Given data:
***

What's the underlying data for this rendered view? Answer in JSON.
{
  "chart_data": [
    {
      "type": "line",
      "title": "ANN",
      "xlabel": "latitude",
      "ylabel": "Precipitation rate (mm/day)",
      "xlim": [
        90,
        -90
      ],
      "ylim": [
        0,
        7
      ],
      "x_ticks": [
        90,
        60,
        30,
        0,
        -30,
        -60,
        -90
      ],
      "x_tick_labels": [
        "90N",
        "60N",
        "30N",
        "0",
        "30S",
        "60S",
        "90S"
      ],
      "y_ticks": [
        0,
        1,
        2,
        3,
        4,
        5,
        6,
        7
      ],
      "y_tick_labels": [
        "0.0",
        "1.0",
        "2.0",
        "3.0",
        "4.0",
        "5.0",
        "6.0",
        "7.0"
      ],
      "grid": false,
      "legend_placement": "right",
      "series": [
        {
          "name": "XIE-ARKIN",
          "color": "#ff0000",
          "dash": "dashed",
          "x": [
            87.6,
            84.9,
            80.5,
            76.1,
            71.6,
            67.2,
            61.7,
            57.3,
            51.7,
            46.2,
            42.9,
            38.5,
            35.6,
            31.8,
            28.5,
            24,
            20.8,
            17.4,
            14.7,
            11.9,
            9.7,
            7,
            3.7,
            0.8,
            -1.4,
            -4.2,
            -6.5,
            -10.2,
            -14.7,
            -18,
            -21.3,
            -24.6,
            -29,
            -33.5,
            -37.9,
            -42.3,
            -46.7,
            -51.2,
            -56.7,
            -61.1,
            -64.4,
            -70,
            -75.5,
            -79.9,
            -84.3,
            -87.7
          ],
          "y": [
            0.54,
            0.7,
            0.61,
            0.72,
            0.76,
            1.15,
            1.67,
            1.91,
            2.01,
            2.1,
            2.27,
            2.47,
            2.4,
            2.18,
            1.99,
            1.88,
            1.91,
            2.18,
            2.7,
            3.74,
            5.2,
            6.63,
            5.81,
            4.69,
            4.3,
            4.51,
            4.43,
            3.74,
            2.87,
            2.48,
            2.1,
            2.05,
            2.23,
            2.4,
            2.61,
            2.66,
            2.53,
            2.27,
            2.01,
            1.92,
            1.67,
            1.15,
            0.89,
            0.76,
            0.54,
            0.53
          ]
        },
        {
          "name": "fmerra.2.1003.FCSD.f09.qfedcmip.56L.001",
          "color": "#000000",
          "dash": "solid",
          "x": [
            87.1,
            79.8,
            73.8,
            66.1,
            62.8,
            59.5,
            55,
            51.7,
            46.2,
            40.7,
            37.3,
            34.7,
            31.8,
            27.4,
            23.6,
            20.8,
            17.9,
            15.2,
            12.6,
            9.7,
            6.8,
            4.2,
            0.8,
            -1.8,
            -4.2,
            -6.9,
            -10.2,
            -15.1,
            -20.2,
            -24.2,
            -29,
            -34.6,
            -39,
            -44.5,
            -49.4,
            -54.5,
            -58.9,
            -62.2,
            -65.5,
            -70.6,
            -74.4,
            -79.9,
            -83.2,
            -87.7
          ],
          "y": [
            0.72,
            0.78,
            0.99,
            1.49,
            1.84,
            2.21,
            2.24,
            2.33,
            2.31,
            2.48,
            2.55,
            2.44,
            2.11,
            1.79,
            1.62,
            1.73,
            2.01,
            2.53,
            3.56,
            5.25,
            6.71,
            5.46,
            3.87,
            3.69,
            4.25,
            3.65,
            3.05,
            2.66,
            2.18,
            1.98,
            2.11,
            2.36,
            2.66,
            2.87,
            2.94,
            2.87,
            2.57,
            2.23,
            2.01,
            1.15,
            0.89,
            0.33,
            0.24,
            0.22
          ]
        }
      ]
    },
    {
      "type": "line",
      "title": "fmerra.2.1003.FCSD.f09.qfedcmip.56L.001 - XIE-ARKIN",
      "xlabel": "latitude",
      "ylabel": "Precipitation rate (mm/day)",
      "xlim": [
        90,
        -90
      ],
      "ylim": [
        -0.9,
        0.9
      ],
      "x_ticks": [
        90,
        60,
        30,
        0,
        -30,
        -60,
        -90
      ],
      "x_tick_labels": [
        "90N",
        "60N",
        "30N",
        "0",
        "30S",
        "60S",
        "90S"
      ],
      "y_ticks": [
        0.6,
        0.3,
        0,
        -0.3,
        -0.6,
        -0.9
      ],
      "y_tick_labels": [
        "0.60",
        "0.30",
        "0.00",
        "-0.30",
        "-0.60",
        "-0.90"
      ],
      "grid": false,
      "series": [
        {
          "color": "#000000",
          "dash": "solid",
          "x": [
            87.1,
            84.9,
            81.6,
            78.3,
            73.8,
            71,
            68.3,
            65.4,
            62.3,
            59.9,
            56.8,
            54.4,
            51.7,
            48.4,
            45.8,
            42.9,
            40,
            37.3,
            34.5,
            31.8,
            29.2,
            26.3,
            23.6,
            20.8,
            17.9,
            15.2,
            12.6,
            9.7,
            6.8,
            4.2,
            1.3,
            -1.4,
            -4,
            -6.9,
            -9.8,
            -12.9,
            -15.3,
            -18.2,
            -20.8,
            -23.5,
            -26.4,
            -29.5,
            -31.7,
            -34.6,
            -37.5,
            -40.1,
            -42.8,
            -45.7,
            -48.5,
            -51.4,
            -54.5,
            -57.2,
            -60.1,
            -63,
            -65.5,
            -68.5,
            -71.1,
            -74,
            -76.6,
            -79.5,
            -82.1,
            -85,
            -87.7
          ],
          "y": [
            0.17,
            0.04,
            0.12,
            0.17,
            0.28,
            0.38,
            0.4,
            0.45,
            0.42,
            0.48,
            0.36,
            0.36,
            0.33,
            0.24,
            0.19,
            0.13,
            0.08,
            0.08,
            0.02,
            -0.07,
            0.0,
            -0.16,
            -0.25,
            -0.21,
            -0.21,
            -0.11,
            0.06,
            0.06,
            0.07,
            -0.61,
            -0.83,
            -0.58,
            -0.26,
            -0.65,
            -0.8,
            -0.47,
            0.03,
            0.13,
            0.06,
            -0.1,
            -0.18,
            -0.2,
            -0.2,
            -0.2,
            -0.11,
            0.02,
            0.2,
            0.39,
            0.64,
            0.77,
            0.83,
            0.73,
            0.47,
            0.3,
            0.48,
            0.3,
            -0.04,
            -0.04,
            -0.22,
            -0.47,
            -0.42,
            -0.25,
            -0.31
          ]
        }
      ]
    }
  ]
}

***

Exercise objective: Give the listing again, word for word.

Output for this exercise:
What's the underlying data for this rendered view? Answer in JSON.
{
  "chart_data": [
    {
      "type": "line",
      "title": "ANN",
      "xlabel": "latitude",
      "ylabel": "Precipitation rate (mm/day)",
      "xlim": [
        90,
        -90
      ],
      "ylim": [
        0,
        7
      ],
      "x_ticks": [
        90,
        60,
        30,
        0,
        -30,
        -60,
        -90
      ],
      "x_tick_labels": [
        "90N",
        "60N",
        "30N",
        "0",
        "30S",
        "60S",
        "90S"
      ],
      "y_ticks": [
        0,
        1,
        2,
        3,
        4,
        5,
        6,
        7
      ],
      "y_tick_labels": [
        "0.0",
        "1.0",
        "2.0",
        "3.0",
        "4.0",
        "5.0",
        "6.0",
        "7.0"
      ],
      "grid": false,
      "legend_placement": "right",
      "series": [
        {
          "name": "XIE-ARKIN",
          "color": "#ff0000",
          "dash": "dashed",
          "x": [
            87.6,
            84.9,
            80.5,
            76.1,
            71.6,
            67.2,
            61.7,
            57.3,
            51.7,
            46.2,
            42.9,
            38.5,
            35.6,
            31.8,
            28.5,
            24,
            20.8,
            17.4,
            14.7,
            11.9,
            9.7,
            7,
            3.7,
            0.8,
            -1.4,
            -4.2,
            -6.5,
            -10.2,
            -14.7,
            -18,
            -21.3,
            -24.6,
            -29,
            -33.5,
            -37.9,
            -42.3,
            -46.7,
            -51.2,
            -56.7,
            -61.1,
            -64.4,
            -70,
            -75.5,
            -79.9,
            -84.3,
            -87.7
          ],
          "y": [
            0.54,
            0.7,
            0.61,
            0.72,
            0.76,
            1.15,
            1.67,
            1.91,
            2.01,
            2.1,
            2.27,
            2.47,
            2.4,
            2.18,
            1.99,
            1.88,
            1.91,
            2.18,
            2.7,
            3.74,
            5.2,
            6.63,
            5.81,
            4.69,
            4.3,
            4.51,
            4.43,
            3.74,
            2.87,
            2.48,
            2.1,
            2.05,
            2.23,
            2.4,
            2.61,
            2.66,
            2.53,
            2.27,
            2.01,
            1.92,
            1.67,
            1.15,
            0.89,
            0.76,
            0.54,
            0.53
          ]
        },
        {
          "name": "fmerra.2.1003.FCSD.f09.qfedcmip.56L.001",
          "color": "#000000",
          "dash": "solid",
          "x": [
            87.1,
            79.8,
            73.8,
            66.1,
            62.8,
            59.5,
            55,
            51.7,
            46.2,
            40.7,
            37.3,
            34.7,
            31.8,
            27.4,
            23.6,
            20.8,
            17.9,
            15.2,
            12.6,
            9.7,
            6.8,
            4.2,
            0.8,
            -1.8,
            -4.2,
            -6.9,
            -10.2,
            -15.1,
            -20.2,
            -24.2,
            -29,
            -34.6,
            -39,
            -44.5,
            -49.4,
            -54.5,
            -58.9,
            -62.2,
            -65.5,
            -70.6,
            -74.4,
            -79.9,
            -83.2,
            -87.7
          ],
          "y": [
            0.72,
            0.78,
            0.99,
            1.49,
            1.84,
            2.21,
            2.24,
            2.33,
            2.31,
            2.48,
            2.55,
            2.44,
            2.11,
            1.79,
            1.62,
            1.73,
            2.01,
            2.53,
            3.56,
            5.25,
            6.71,
            5.46,
            3.87,
            3.69,
            4.25,
            3.65,
            3.05,
            2.66,
            2.18,
            1.98,
            2.11,
            2.36,
            2.66,
            2.87,
            2.94,
            2.87,
            2.57,
            2.23,
            2.01,
            1.15,
            0.89,
            0.33,
            0.24,
            0.22
          ]
        }
      ]
    },
    {
      "type": "line",
      "title": "fmerra.2.1003.FCSD.f09.qfedcmip.56L.001 - XIE-ARKIN",
      "xlabel": "latitude",
      "ylabel": "Precipitation rate (mm/day)",
      "xlim": [
        90,
        -90
      ],
      "ylim": [
        -0.9,
        0.9
      ],
      "x_ticks": [
        90,
        60,
        30,
        0,
        -30,
        -60,
        -90
      ],
      "x_tick_labels": [
        "90N",
        "60N",
        "30N",
        "0",
        "30S",
        "60S",
        "90S"
      ],
      "y_ticks": [
        0.6,
        0.3,
        0,
        -0.3,
        -0.6,
        -0.9
      ],
      "y_tick_labels": [
        "0.60",
        "0.30",
        "0.00",
        "-0.30",
        "-0.60",
        "-0.90"
      ],
      "grid": false,
      "series": [
        {
          "color": "#000000",
          "dash": "solid",
          "x": [
            87.1,
            84.9,
            81.6,
            78.3,
            73.8,
            71,
            68.3,
            65.4,
            62.3,
            59.9,
            56.8,
            54.4,
            51.7,
            48.4,
            45.8,
            42.9,
            40,
            37.3,
            34.5,
            31.8,
            29.2,
            26.3,
            23.6,
            20.8,
            17.9,
            15.2,
            12.6,
            9.7,
            6.8,
            4.2,
            1.3,
            -1.4,
            -4,
            -6.9,
            -9.8,
            -12.9,
            -15.3,
            -18.2,
            -20.8,
            -23.5,
            -26.4,
            -29.5,
            -31.7,
            -34.6,
            -37.5,
            -40.1,
            -42.8,
            -45.7,
            -48.5,
            -51.4,
            -54.5,
            -57.2,
            -60.1,
            -63,
            -65.5,
            -68.5,
            -71.1,
            -74,
            -76.6,
            -79.5,
            -82.1,
            -85,
            -87.7
          ],
          "y": [
            0.17,
            0.04,
            0.12,
            0.17,
            0.28,
            0.38,
            0.4,
            0.45,
            0.42,
            0.48,
            0.36,
            0.36,
            0.33,
            0.24,
            0.19,
            0.13,
            0.08,
            0.08,
            0.02,
            -0.07,
            0.0,
            -0.16,
            -0.25,
            -0.21,
            -0.21,
            -0.11,
            0.06,
            0.06,
            0.07,
            -0.61,
            -0.83,
            -0.58,
            -0.26,
            -0.65,
            -0.8,
            -0.47,
            0.03,
            0.13,
            0.06,
            -0.1,
            -0.18,
            -0.2,
            -0.2,
            -0.2,
            -0.11,
            0.02,
            0.2,
            0.39,
            0.64,
            0.77,
            0.83,
            0.73,
            0.47,
            0.3,
            0.48,
            0.3,
            -0.04,
            -0.04,
            -0.22,
            -0.47,
            -0.42,
            -0.25,
            -0.31
          ]
        }
      ]
    }
  ]
}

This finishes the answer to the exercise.